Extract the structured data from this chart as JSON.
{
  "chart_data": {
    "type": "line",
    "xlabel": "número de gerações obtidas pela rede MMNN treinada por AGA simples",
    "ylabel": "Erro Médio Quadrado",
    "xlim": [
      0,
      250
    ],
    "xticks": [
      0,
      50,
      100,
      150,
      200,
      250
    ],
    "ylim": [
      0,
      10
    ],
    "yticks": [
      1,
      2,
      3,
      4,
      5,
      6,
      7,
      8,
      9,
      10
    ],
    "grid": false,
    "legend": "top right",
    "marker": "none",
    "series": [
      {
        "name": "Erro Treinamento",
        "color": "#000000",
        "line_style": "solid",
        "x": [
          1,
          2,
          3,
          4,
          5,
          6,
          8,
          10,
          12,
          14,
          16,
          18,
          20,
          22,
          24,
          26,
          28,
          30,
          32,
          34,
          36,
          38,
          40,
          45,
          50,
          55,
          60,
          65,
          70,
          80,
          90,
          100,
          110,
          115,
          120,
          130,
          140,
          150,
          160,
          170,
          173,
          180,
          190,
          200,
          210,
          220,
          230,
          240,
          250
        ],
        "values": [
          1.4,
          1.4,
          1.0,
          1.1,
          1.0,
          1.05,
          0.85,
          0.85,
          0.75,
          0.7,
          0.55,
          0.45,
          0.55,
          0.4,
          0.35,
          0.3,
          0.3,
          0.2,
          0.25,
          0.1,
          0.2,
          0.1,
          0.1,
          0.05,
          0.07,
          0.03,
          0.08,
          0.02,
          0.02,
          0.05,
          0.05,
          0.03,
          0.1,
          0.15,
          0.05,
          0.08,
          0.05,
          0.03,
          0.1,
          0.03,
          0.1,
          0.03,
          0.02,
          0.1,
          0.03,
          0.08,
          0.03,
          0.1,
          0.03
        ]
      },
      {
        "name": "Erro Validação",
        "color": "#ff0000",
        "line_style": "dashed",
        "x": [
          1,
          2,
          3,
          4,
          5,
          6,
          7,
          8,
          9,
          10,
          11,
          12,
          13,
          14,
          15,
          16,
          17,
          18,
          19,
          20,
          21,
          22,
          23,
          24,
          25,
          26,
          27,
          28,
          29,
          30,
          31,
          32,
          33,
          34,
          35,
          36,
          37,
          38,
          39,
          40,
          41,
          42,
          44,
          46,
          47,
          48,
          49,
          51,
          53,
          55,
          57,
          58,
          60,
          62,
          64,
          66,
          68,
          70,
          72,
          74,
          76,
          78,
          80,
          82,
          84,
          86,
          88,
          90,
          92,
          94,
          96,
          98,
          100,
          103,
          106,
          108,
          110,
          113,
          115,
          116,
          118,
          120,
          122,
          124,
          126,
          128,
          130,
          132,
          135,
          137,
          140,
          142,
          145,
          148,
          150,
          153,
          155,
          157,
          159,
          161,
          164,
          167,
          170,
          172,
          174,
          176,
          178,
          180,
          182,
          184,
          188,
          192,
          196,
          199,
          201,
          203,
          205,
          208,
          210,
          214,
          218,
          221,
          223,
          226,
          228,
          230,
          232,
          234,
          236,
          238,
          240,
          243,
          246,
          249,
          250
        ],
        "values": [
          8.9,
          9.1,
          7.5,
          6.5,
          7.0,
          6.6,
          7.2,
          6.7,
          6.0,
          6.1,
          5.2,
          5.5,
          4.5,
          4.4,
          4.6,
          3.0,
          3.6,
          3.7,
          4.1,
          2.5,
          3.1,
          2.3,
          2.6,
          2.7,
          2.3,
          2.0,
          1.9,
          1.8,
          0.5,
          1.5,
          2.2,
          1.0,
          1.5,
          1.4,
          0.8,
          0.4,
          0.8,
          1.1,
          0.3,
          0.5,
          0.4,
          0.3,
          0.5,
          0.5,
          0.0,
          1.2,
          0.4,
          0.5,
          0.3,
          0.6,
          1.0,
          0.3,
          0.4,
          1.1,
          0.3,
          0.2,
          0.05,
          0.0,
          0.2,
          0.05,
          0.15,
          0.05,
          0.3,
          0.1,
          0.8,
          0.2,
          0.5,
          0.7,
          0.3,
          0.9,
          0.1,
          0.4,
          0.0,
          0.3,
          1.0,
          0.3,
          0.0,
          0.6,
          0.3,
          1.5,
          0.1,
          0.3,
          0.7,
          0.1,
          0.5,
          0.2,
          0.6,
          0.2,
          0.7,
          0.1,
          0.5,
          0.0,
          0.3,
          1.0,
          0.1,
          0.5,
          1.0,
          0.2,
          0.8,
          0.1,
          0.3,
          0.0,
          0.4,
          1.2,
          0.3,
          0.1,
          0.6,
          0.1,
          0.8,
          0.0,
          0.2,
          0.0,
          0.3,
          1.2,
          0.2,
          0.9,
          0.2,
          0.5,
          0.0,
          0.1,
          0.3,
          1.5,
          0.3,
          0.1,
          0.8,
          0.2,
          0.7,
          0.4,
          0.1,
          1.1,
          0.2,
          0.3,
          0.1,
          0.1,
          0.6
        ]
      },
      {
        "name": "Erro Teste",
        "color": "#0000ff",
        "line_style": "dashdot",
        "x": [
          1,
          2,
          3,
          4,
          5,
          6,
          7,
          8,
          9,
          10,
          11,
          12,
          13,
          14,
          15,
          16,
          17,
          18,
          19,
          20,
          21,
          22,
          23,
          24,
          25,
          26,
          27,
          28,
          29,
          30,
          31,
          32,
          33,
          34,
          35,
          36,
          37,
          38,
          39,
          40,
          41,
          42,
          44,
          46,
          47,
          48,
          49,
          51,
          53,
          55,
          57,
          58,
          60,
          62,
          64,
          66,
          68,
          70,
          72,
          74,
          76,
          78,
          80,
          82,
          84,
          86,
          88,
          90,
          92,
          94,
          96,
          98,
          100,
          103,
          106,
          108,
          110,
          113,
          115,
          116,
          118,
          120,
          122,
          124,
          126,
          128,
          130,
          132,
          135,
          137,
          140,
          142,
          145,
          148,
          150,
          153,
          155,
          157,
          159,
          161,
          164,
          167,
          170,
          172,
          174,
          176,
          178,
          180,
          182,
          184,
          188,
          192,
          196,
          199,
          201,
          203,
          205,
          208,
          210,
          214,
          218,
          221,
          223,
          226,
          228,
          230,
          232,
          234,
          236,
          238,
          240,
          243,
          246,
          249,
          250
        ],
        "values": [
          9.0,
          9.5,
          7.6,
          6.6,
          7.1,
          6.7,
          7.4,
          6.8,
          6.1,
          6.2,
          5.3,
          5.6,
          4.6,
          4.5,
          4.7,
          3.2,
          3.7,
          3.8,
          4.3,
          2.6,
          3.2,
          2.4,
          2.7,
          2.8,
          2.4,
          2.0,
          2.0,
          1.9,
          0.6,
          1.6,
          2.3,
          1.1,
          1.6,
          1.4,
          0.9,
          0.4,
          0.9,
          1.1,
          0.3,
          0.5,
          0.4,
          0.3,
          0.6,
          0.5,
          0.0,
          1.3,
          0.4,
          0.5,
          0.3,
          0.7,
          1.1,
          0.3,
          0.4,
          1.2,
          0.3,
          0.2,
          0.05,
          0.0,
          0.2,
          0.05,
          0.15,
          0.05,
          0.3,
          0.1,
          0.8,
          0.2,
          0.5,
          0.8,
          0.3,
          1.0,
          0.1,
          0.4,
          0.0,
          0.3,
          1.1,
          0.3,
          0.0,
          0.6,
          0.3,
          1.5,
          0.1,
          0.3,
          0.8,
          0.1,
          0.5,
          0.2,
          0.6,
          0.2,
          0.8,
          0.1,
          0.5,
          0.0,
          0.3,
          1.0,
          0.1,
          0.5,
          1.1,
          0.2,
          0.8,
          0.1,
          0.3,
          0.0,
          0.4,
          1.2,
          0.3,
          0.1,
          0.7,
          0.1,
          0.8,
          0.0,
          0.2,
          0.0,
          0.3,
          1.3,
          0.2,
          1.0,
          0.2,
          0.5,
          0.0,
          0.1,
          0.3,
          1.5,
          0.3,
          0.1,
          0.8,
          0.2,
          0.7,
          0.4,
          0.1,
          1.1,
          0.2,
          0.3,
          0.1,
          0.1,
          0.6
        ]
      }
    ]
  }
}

┄┄┄┄┄┄┄┄┄┄┄┄┄┄┄┄┄┄┄┄

» Exercise brief
Keep only the lines that hold the string "color", and copy them out.

» Answer
        "color": "#000000",
        "color": "#ff0000",
        "color": "#0000ff",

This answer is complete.